Task requirements: For every line in the data below that contains "政务公开", copy the line.

Material:
◇ ◇ ◇
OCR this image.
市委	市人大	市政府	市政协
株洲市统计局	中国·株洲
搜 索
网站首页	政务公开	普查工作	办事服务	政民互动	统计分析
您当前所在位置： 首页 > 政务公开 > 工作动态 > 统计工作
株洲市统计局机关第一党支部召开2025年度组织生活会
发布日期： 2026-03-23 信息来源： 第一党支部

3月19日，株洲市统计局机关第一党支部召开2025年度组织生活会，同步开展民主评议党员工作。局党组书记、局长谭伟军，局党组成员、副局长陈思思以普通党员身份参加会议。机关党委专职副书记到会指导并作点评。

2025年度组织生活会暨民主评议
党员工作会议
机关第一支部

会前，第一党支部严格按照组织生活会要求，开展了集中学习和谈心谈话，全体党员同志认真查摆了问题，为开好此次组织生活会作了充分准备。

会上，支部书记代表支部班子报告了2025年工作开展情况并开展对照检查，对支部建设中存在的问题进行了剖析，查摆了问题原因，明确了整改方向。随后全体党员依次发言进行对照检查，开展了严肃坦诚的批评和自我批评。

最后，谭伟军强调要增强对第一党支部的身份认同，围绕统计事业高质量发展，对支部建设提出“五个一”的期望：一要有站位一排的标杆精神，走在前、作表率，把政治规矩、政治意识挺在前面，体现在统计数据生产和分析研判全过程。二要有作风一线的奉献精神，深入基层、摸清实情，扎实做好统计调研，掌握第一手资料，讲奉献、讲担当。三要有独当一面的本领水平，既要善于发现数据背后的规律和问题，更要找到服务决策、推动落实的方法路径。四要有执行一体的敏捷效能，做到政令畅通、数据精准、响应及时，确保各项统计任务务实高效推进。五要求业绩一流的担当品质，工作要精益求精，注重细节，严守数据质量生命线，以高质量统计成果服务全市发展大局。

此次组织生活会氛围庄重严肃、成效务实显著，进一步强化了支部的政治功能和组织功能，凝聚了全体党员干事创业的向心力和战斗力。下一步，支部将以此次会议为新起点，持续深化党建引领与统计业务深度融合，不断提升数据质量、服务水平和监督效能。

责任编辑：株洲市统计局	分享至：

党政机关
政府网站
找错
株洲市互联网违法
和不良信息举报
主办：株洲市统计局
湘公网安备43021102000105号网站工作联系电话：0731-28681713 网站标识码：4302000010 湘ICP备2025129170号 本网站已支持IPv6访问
◇ ◇ ◇
Expected output:
网站首页	政务公开	普查工作	办事服务	政民互动	统计分析
您当前所在位置： 首页 > 政务公开 > 工作动态 > 统计工作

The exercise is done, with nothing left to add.